> [Exercise data]:

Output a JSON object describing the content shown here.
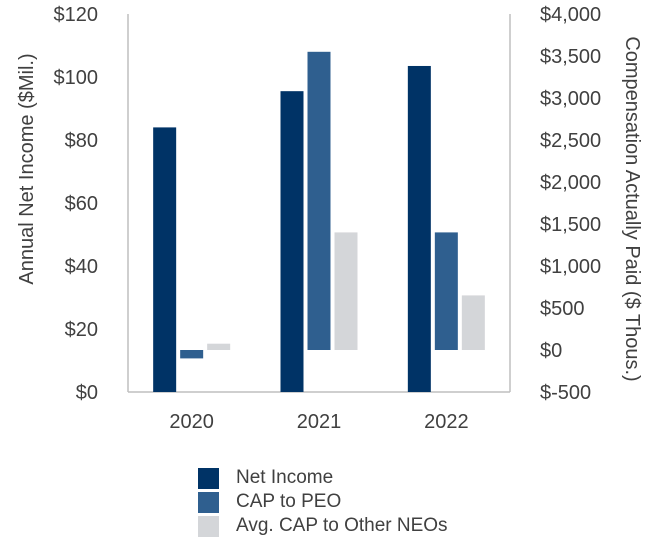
{
  "chart_data": {
    "type": "bar",
    "categories": [
      "2020",
      "2021",
      "2022"
    ],
    "series": [
      {
        "name": "Net Income",
        "axis": "left",
        "color": "#003366",
        "values": [
          84,
          95.5,
          103.5
        ]
      },
      {
        "name": "CAP to PEO",
        "axis": "right",
        "color": "#2f5f8f",
        "values": [
          -100,
          3550,
          1400
        ]
      },
      {
        "name": "Avg. CAP to Other NEOs",
        "axis": "right",
        "color": "#d4d6d9",
        "values": [
          75,
          1400,
          650
        ]
      }
    ],
    "y_left": {
      "label": "Annual Net Income ($Mil.)",
      "ylim": [
        0,
        120
      ],
      "ticks": [
        0,
        20,
        40,
        60,
        80,
        100,
        120
      ],
      "tick_labels": [
        "$0",
        "$20",
        "$40",
        "$60",
        "$80",
        "$100",
        "$120"
      ]
    },
    "y_right": {
      "label": "Compensation Actually Paid ($ Thous.)",
      "ylim": [
        -500,
        4000
      ],
      "ticks": [
        -500,
        0,
        500,
        1000,
        1500,
        2000,
        2500,
        3000,
        3500,
        4000
      ],
      "tick_labels": [
        "$-500",
        "$0",
        "$500",
        "$1,000",
        "$1,500",
        "$2,000",
        "$2,500",
        "$3,000",
        "$3,500",
        "$4,000"
      ]
    },
    "legend_position": "bottom",
    "grid": false
  }
}
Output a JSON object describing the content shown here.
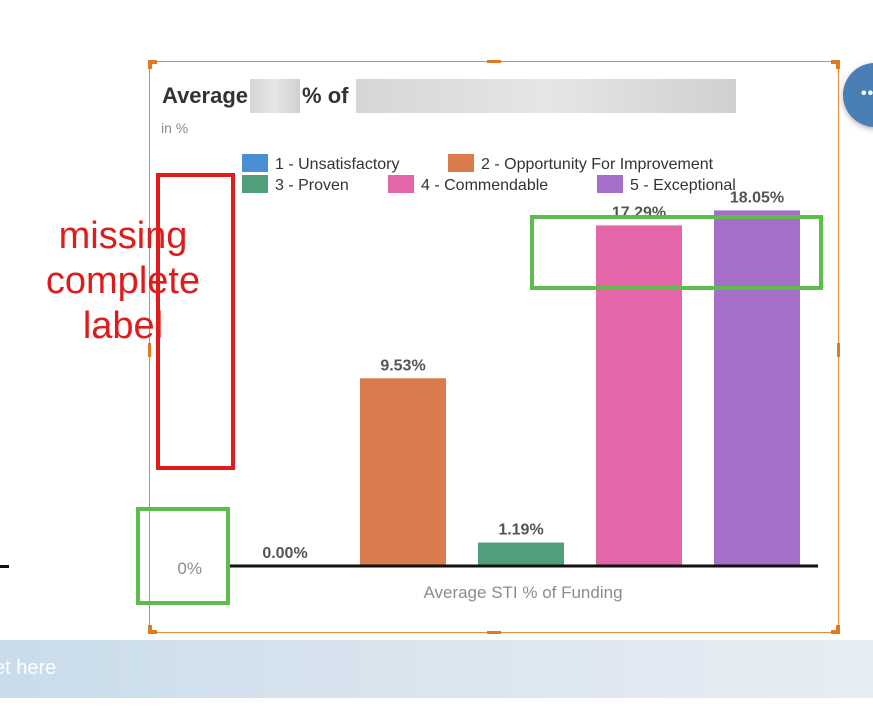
{
  "widget": {
    "title_prefix": "Average",
    "title_mid": "% of",
    "unit": "in %"
  },
  "annotations": {
    "note_lines": [
      "missing",
      "complete",
      "label"
    ],
    "color_red": "#e01b1b",
    "color_green": "#5dbd4c"
  },
  "chatbar": {
    "placeholder": "et here"
  },
  "fab": {
    "icon": "more-dots-icon",
    "glyph": "••"
  },
  "chart_data": {
    "type": "bar",
    "title": "",
    "xlabel": "Average STI % of Funding",
    "ylabel": "",
    "y_tick_labels": [
      "0%"
    ],
    "ylim": [
      0,
      20
    ],
    "grid": false,
    "legend_position": "top",
    "series": [
      {
        "name": "1 - Unsatisfactory",
        "value": 0.0,
        "label": "0.00%",
        "color": "#4a8fd4"
      },
      {
        "name": "2 - Opportunity For Improvement",
        "value": 9.53,
        "label": "9.53%",
        "color": "#d97b4d"
      },
      {
        "name": "3 - Proven",
        "value": 1.19,
        "label": "1.19%",
        "color": "#4fa07a"
      },
      {
        "name": "4 - Commendable",
        "value": 17.29,
        "label": "17.29%",
        "color": "#e466a8"
      },
      {
        "name": "5 - Exceptional",
        "value": 18.05,
        "label": "18.05%",
        "color": "#a56ec9"
      }
    ]
  }
}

> [Your task]: Print the full listing exactly, dropping the pictures.

> [Response to this exercise]:
Output a JSON object describing the content shown here.
{
  "chart_data": {
    "type": "bar",
    "categories": [
      "2020",
      "2021",
      "2022"
    ],
    "series": [
      {
        "name": "Net Income",
        "axis": "left",
        "color": "#003366",
        "values": [
          84,
          95.5,
          103.5
        ]
      },
      {
        "name": "CAP to PEO",
        "axis": "right",
        "color": "#2f5f8f",
        "values": [
          -100,
          3550,
          1400
        ]
      },
      {
        "name": "Avg. CAP to Other NEOs",
        "axis": "right",
        "color": "#d4d6d9",
        "values": [
          75,
          1400,
          650
        ]
      }
    ],
    "y_left": {
      "label": "Annual Net Income ($Mil.)",
      "ylim": [
        0,
        120
      ],
      "ticks": [
        0,
        20,
        40,
        60,
        80,
        100,
        120
      ],
      "tick_labels": [
        "$0",
        "$20",
        "$40",
        "$60",
        "$80",
        "$100",
        "$120"
      ]
    },
    "y_right": {
      "label": "Compensation Actually Paid ($ Thous.)",
      "ylim": [
        -500,
        4000
      ],
      "ticks": [
        -500,
        0,
        500,
        1000,
        1500,
        2000,
        2500,
        3000,
        3500,
        4000
      ],
      "tick_labels": [
        "$-500",
        "$0",
        "$500",
        "$1,000",
        "$1,500",
        "$2,000",
        "$2,500",
        "$3,000",
        "$3,500",
        "$4,000"
      ]
    },
    "legend_position": "bottom",
    "grid": false
  }
}
Output a JSON object describing the content shown here.
{
  "widget": {
    "title_prefix": "Average",
    "title_mid": "% of",
    "unit": "in %"
  },
  "annotations": {
    "note_lines": [
      "missing",
      "complete",
      "label"
    ],
    "color_red": "#e01b1b",
    "color_green": "#5dbd4c"
  },
  "chatbar": {
    "placeholder": "et here"
  },
  "fab": {
    "icon": "more-dots-icon",
    "glyph": "••"
  },
  "chart_data": {
    "type": "bar",
    "title": "",
    "xlabel": "Average STI % of Funding",
    "ylabel": "",
    "y_tick_labels": [
      "0%"
    ],
    "ylim": [
      0,
      20
    ],
    "grid": false,
    "legend_position": "top",
    "series": [
      {
        "name": "1 - Unsatisfactory",
        "value": 0.0,
        "label": "0.00%",
        "color": "#4a8fd4"
      },
      {
        "name": "2 - Opportunity For Improvement",
        "value": 9.53,
        "label": "9.53%",
        "color": "#d97b4d"
      },
      {
        "name": "3 - Proven",
        "value": 1.19,
        "label": "1.19%",
        "color": "#4fa07a"
      },
      {
        "name": "4 - Commendable",
        "value": 17.29,
        "label": "17.29%",
        "color": "#e466a8"
      },
      {
        "name": "5 - Exceptional",
        "value": 18.05,
        "label": "18.05%",
        "color": "#a56ec9"
      }
    ]
  }
}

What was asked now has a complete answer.